Every entry below should be printed exactly, without its images.

******************************

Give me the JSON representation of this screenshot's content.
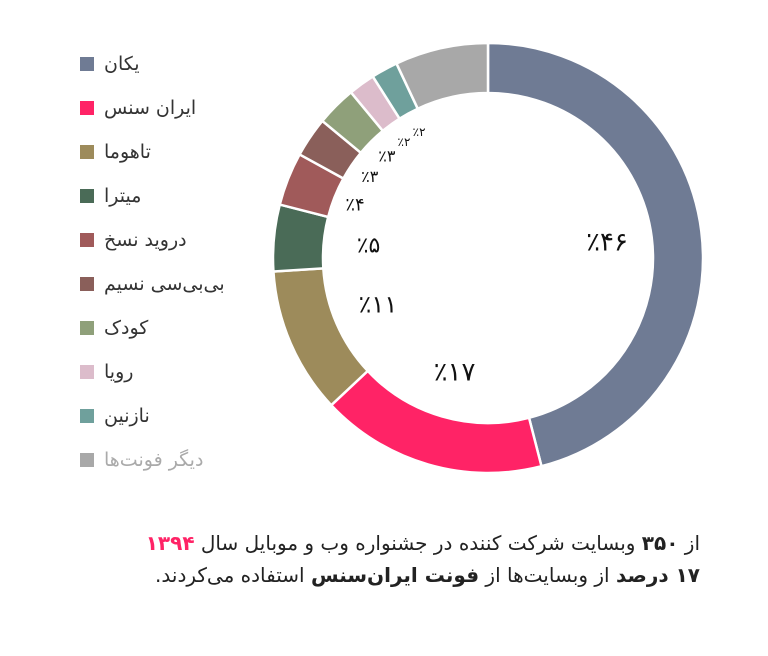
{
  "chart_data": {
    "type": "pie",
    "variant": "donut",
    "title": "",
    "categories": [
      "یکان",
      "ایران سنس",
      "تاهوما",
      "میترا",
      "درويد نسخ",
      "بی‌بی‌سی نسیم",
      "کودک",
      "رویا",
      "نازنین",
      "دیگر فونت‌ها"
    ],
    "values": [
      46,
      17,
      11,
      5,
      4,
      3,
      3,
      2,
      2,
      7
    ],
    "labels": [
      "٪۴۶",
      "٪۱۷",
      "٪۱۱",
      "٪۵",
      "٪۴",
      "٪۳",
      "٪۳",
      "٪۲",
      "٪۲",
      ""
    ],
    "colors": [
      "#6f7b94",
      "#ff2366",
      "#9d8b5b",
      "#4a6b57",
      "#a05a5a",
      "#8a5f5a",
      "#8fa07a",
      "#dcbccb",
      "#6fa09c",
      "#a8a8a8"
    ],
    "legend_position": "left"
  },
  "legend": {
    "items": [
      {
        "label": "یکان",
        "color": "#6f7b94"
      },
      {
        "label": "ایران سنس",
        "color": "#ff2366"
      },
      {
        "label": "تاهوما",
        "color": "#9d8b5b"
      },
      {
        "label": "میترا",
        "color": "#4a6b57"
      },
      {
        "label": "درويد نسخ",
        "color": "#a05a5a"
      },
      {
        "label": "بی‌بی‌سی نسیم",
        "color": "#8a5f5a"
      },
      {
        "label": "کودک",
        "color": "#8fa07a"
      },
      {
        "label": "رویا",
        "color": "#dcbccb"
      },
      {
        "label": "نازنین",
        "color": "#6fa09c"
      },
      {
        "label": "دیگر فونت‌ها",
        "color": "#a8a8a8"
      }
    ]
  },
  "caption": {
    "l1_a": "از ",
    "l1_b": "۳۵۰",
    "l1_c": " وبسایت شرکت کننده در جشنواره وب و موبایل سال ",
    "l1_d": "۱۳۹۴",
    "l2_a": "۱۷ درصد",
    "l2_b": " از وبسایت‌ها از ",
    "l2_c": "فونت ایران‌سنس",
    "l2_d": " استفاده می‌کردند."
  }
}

******************************

**Task answer:**
Give me the JSON representation of this screenshot's content.
{
  "chart_data": {
    "type": "pie",
    "variant": "donut",
    "title": "",
    "categories": [
      "یکان",
      "ایران سنس",
      "تاهوما",
      "میترا",
      "درويد نسخ",
      "بی‌بی‌سی نسیم",
      "کودک",
      "رویا",
      "نازنین",
      "دیگر فونت‌ها"
    ],
    "values": [
      46,
      17,
      11,
      5,
      4,
      3,
      3,
      2,
      2,
      7
    ],
    "labels": [
      "٪۴۶",
      "٪۱۷",
      "٪۱۱",
      "٪۵",
      "٪۴",
      "٪۳",
      "٪۳",
      "٪۲",
      "٪۲",
      ""
    ],
    "colors": [
      "#6f7b94",
      "#ff2366",
      "#9d8b5b",
      "#4a6b57",
      "#a05a5a",
      "#8a5f5a",
      "#8fa07a",
      "#dcbccb",
      "#6fa09c",
      "#a8a8a8"
    ],
    "legend_position": "left"
  },
  "legend": {
    "items": [
      {
        "label": "یکان",
        "color": "#6f7b94"
      },
      {
        "label": "ایران سنس",
        "color": "#ff2366"
      },
      {
        "label": "تاهوما",
        "color": "#9d8b5b"
      },
      {
        "label": "میترا",
        "color": "#4a6b57"
      },
      {
        "label": "درويد نسخ",
        "color": "#a05a5a"
      },
      {
        "label": "بی‌بی‌سی نسیم",
        "color": "#8a5f5a"
      },
      {
        "label": "کودک",
        "color": "#8fa07a"
      },
      {
        "label": "رویا",
        "color": "#dcbccb"
      },
      {
        "label": "نازنین",
        "color": "#6fa09c"
      },
      {
        "label": "دیگر فونت‌ها",
        "color": "#a8a8a8"
      }
    ]
  },
  "caption": {
    "l1_a": "از ",
    "l1_b": "۳۵۰",
    "l1_c": " وبسایت شرکت کننده در جشنواره وب و موبایل سال ",
    "l1_d": "۱۳۹۴",
    "l2_a": "۱۷ درصد",
    "l2_b": " از وبسایت‌ها از ",
    "l2_c": "فونت ایران‌سنس",
    "l2_d": " استفاده می‌کردند."
  }
}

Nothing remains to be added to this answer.